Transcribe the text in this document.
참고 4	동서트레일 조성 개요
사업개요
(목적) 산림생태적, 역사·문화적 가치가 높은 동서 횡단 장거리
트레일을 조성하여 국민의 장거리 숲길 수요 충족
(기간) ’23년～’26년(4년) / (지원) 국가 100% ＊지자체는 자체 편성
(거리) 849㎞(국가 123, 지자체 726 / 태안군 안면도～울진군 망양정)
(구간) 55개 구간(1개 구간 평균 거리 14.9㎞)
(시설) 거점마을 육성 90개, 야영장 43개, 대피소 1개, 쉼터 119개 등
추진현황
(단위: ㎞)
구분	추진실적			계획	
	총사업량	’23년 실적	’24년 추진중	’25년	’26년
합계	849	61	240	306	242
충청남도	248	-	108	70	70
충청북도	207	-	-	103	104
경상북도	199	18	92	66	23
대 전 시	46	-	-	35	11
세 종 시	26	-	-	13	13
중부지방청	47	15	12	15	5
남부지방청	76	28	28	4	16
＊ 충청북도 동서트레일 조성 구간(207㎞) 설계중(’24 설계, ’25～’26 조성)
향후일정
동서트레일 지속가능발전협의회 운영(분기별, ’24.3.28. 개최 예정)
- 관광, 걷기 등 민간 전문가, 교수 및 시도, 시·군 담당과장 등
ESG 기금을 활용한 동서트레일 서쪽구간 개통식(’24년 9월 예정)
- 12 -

* * * * *

Repeat all of the records above exactly as written.

Transcribe the text in this document.
참고 4	동서트레일 조성 개요
사업개요
(목적) 산림생태적, 역사·문화적 가치가 높은 동서 횡단 장거리
트레일을 조성하여 국민의 장거리 숲길 수요 충족
(기간) ’23년～’26년(4년) / (지원) 국가 100% ＊지자체는 자체 편성
(거리) 849㎞(국가 123, 지자체 726 / 태안군 안면도～울진군 망양정)
(구간) 55개 구간(1개 구간 평균 거리 14.9㎞)
(시설) 거점마을 육성 90개, 야영장 43개, 대피소 1개, 쉼터 119개 등
추진현황
(단위: ㎞)
구분	추진실적			계획	
	총사업량	’23년 실적	’24년 추진중	’25년	’26년
합계	849	61	240	306	242
충청남도	248	-	108	70	70
충청북도	207	-	-	103	104
경상북도	199	18	92	66	23
대 전 시	46	-	-	35	11
세 종 시	26	-	-	13	13
중부지방청	47	15	12	15	5
남부지방청	76	28	28	4	16
＊ 충청북도 동서트레일 조성 구간(207㎞) 설계중(’24 설계, ’25～’26 조성)
향후일정
동서트레일 지속가능발전협의회 운영(분기별, ’24.3.28. 개최 예정)
- 관광, 걷기 등 민간 전문가, 교수 및 시도, 시·군 담당과장 등
ESG 기금을 활용한 동서트레일 서쪽구간 개통식(’24년 9월 예정)
- 12 -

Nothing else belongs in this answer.